Data for this task =
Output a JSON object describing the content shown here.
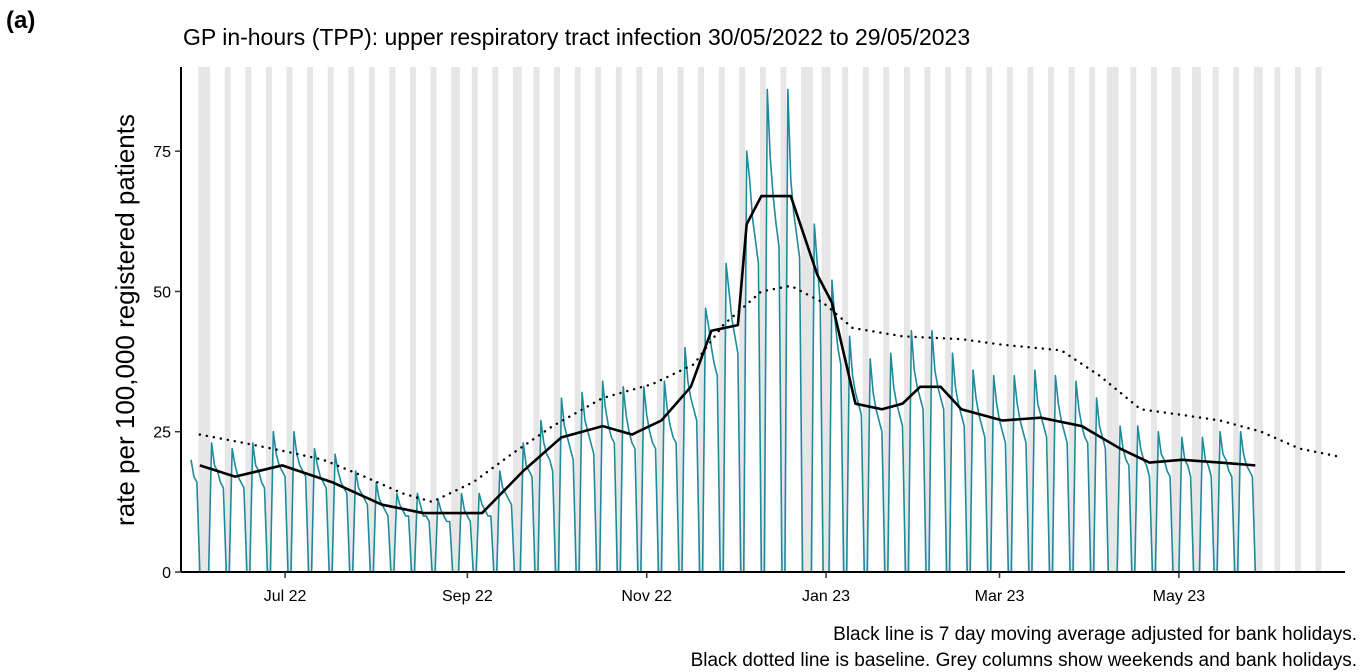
{
  "panel_label": "(a)",
  "chart_data": {
    "type": "line",
    "title": "GP in-hours (TPP): upper respiratory tract infection 30/05/2022 to 29/05/2023",
    "y_label": "rate per 100,000 registered patients",
    "notes": [
      "Black line is 7 day moving average adjusted for bank holidays.",
      "Black dotted line is baseline. Grey columns show weekends and bank holidays."
    ],
    "xlim": [
      -3.4,
      392.5
    ],
    "xticks": [
      {
        "value": 32,
        "label": "Jul 22"
      },
      {
        "value": 94,
        "label": "Sep 22"
      },
      {
        "value": 155,
        "label": "Nov 22"
      },
      {
        "value": 216,
        "label": "Jan 23"
      },
      {
        "value": 275,
        "label": "Mar 23"
      },
      {
        "value": 336,
        "label": "May 23"
      }
    ],
    "ylim": [
      0,
      90
    ],
    "yticks": [
      0,
      25,
      50,
      75
    ],
    "shade_color": "#e6e6e6",
    "shaded_days": [
      3,
      4,
      5,
      6,
      12,
      13,
      19,
      20,
      26,
      27,
      33,
      34,
      40,
      41,
      47,
      48,
      54,
      55,
      61,
      62,
      68,
      69,
      75,
      76,
      82,
      83,
      89,
      90,
      91,
      96,
      97,
      103,
      104,
      110,
      111,
      112,
      117,
      118,
      124,
      125,
      131,
      132,
      138,
      139,
      145,
      146,
      152,
      153,
      159,
      160,
      166,
      167,
      173,
      174,
      180,
      181,
      187,
      188,
      194,
      195,
      201,
      202,
      208,
      209,
      210,
      211,
      215,
      216,
      217,
      222,
      223,
      229,
      230,
      236,
      237,
      243,
      244,
      250,
      251,
      257,
      258,
      264,
      265,
      271,
      272,
      278,
      279,
      285,
      286,
      292,
      293,
      299,
      300,
      306,
      307,
      312,
      313,
      314,
      315,
      320,
      321,
      327,
      328,
      334,
      335,
      336,
      341,
      342,
      343,
      348,
      349,
      355,
      356,
      362,
      363,
      364,
      369,
      370,
      376,
      377,
      383,
      384
    ],
    "series": [
      {
        "color": "#1f8a9c",
        "style": "solid",
        "width": 1.6,
        "x": [
          0,
          1,
          2,
          3,
          4,
          5,
          6,
          7,
          8,
          9,
          10,
          11,
          12,
          13,
          14,
          15,
          16,
          17,
          18,
          19,
          20,
          21,
          22,
          23,
          24,
          25,
          26,
          27,
          28,
          29,
          30,
          31,
          32,
          33,
          34,
          35,
          36,
          37,
          38,
          39,
          40,
          41,
          42,
          43,
          44,
          45,
          46,
          47,
          48,
          49,
          50,
          51,
          52,
          53,
          54,
          55,
          56,
          57,
          58,
          59,
          60,
          61,
          62,
          63,
          64,
          65,
          66,
          67,
          68,
          69,
          70,
          71,
          72,
          73,
          74,
          75,
          76,
          77,
          78,
          79,
          80,
          81,
          82,
          83,
          84,
          85,
          86,
          87,
          88,
          89,
          90,
          91,
          92,
          93,
          94,
          95,
          96,
          97,
          98,
          99,
          100,
          101,
          102,
          103,
          104,
          105,
          106,
          107,
          108,
          109,
          110,
          111,
          112,
          113,
          114,
          115,
          116,
          117,
          118,
          119,
          120,
          121,
          122,
          123,
          124,
          125,
          126,
          127,
          128,
          129,
          130,
          131,
          132,
          133,
          134,
          135,
          136,
          137,
          138,
          139,
          140,
          141,
          142,
          143,
          144,
          145,
          146,
          147,
          148,
          149,
          150,
          151,
          152,
          153,
          154,
          155,
          156,
          157,
          158,
          159,
          160,
          161,
          162,
          163,
          164,
          165,
          166,
          167,
          168,
          169,
          170,
          171,
          172,
          173,
          174,
          175,
          176,
          177,
          178,
          179,
          180,
          181,
          182,
          183,
          184,
          185,
          186,
          187,
          188,
          189,
          190,
          191,
          192,
          193,
          194,
          195,
          196,
          197,
          198,
          199,
          200,
          201,
          202,
          203,
          204,
          205,
          206,
          207,
          208,
          209,
          210,
          211,
          212,
          213,
          214,
          215,
          216,
          217,
          218,
          219,
          220,
          221,
          222,
          223,
          224,
          225,
          226,
          227,
          228,
          229,
          230,
          231,
          232,
          233,
          234,
          235,
          236,
          237,
          238,
          239,
          240,
          241,
          242,
          243,
          244,
          245,
          246,
          247,
          248,
          249,
          250,
          251,
          252,
          253,
          254,
          255,
          256,
          257,
          258,
          259,
          260,
          261,
          262,
          263,
          264,
          265,
          266,
          267,
          268,
          269,
          270,
          271,
          272,
          273,
          274,
          275,
          276,
          277,
          278,
          279,
          280,
          281,
          282,
          283,
          284,
          285,
          286,
          287,
          288,
          289,
          290,
          291,
          292,
          293,
          294,
          295,
          296,
          297,
          298,
          299,
          300,
          301,
          302,
          303,
          304,
          305,
          306,
          307,
          308,
          309,
          310,
          311,
          312,
          313,
          314,
          315,
          316,
          317,
          318,
          319,
          320,
          321,
          322,
          323,
          324,
          325,
          326,
          327,
          328,
          329,
          330,
          331,
          332,
          333,
          334,
          335,
          336,
          337,
          338,
          339,
          340,
          341,
          342,
          343,
          344,
          345,
          346,
          347,
          348,
          349,
          350,
          351,
          352,
          353,
          354,
          355,
          356,
          357,
          358,
          359,
          360,
          361,
          362,
          363,
          364
        ],
        "values": [
          20,
          17,
          16,
          0,
          0,
          0,
          0,
          23,
          19,
          18,
          16,
          15,
          0,
          0,
          22,
          19,
          17,
          16,
          15,
          0,
          0,
          23,
          19,
          18,
          16,
          15,
          0,
          0,
          25,
          21,
          19,
          18,
          17,
          0,
          0,
          25,
          21,
          19,
          18,
          17,
          0,
          0,
          22,
          19,
          17,
          16,
          15,
          0,
          0,
          21,
          18,
          16,
          15,
          14,
          0,
          0,
          18,
          15,
          14,
          13,
          12,
          0,
          0,
          16,
          13,
          12,
          11,
          10,
          0,
          0,
          14,
          12,
          11,
          10,
          10,
          0,
          0,
          14,
          12,
          10,
          10,
          9,
          0,
          0,
          13,
          11,
          10,
          9,
          9,
          0,
          0,
          0,
          14,
          11,
          10,
          9,
          0,
          0,
          14,
          12,
          11,
          10,
          10,
          0,
          0,
          18,
          15,
          14,
          13,
          12,
          0,
          0,
          0,
          23,
          19,
          18,
          17,
          0,
          0,
          27,
          23,
          21,
          20,
          18,
          0,
          0,
          31,
          26,
          24,
          22,
          20,
          0,
          0,
          32,
          27,
          25,
          23,
          21,
          0,
          0,
          34,
          29,
          26,
          24,
          23,
          0,
          0,
          33,
          28,
          25,
          23,
          22,
          0,
          0,
          33,
          28,
          25,
          23,
          22,
          0,
          0,
          34,
          29,
          26,
          24,
          23,
          0,
          0,
          40,
          34,
          31,
          29,
          27,
          0,
          0,
          47,
          44,
          40,
          37,
          35,
          0,
          0,
          55,
          50,
          45,
          42,
          39,
          0,
          0,
          75,
          70,
          63,
          59,
          55,
          0,
          0,
          86,
          74,
          67,
          62,
          58,
          0,
          0,
          86,
          70,
          64,
          60,
          56,
          0,
          0,
          0,
          0,
          62,
          55,
          48,
          0,
          0,
          0,
          52,
          45,
          40,
          37,
          0,
          0,
          42,
          35,
          32,
          30,
          28,
          0,
          0,
          38,
          32,
          29,
          27,
          25,
          0,
          0,
          39,
          33,
          30,
          28,
          26,
          0,
          0,
          43,
          36,
          33,
          31,
          29,
          0,
          0,
          43,
          36,
          33,
          31,
          29,
          0,
          0,
          39,
          33,
          30,
          28,
          26,
          0,
          0,
          36,
          31,
          28,
          26,
          24,
          0,
          0,
          35,
          30,
          27,
          25,
          23,
          0,
          0,
          35,
          30,
          27,
          25,
          23,
          0,
          0,
          36,
          30,
          28,
          26,
          24,
          0,
          0,
          35,
          30,
          27,
          25,
          23,
          0,
          0,
          34,
          29,
          26,
          24,
          23,
          0,
          0,
          31,
          26,
          24,
          22,
          0,
          0,
          0,
          0,
          26,
          22,
          20,
          19,
          0,
          0,
          26,
          22,
          20,
          19,
          17,
          0,
          0,
          25,
          21,
          20,
          18,
          17,
          0,
          0,
          0,
          24,
          20,
          19,
          17,
          0,
          0,
          0,
          24,
          20,
          19,
          17,
          0,
          0,
          25,
          21,
          20,
          18,
          17,
          0,
          0,
          25,
          21,
          19,
          18,
          17,
          0,
          0,
          0
        ]
      },
      {
        "color": "#000000",
        "style": "dotted",
        "width": 2.4,
        "x": [
          3,
          18,
          32,
          45,
          59,
          72,
          82,
          96,
          109,
          123,
          140,
          157,
          171,
          181,
          194,
          204,
          215,
          225,
          242,
          262,
          276,
          296,
          309,
          323,
          337,
          350,
          364,
          377,
          391
        ],
        "values": [
          24.5,
          23,
          21.5,
          20,
          17,
          14,
          12.5,
          16,
          21,
          26,
          31,
          33.5,
          37,
          44,
          50,
          51,
          48,
          43.5,
          42,
          41.5,
          40.5,
          39.5,
          35,
          29,
          28,
          27,
          25,
          22,
          20.5
        ]
      },
      {
        "color": "#000000",
        "style": "solid",
        "width": 2.6,
        "x": [
          3,
          15,
          31,
          48,
          65,
          79,
          99,
          113,
          126,
          140,
          150,
          160,
          170,
          177,
          186,
          189,
          194,
          204,
          213,
          218,
          226,
          235,
          242,
          248,
          255,
          262,
          276,
          289,
          303,
          316,
          326,
          337,
          350,
          362
        ],
        "values": [
          19,
          17,
          19,
          16,
          12,
          10.5,
          10.5,
          18,
          24,
          26,
          24.5,
          27,
          33,
          43,
          44,
          62,
          67,
          67,
          53,
          48,
          30,
          29,
          30,
          33,
          33,
          29,
          27,
          27.5,
          26,
          22,
          19.5,
          20,
          19.5,
          19
        ]
      }
    ]
  }
}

The task = Using the material above, return each line in which the word "Black" occurs.

Task result =
      "Black line is 7 day moving average adjusted for bank holidays.",
      "Black dotted line is baseline. Grey columns show weekends and bank holidays."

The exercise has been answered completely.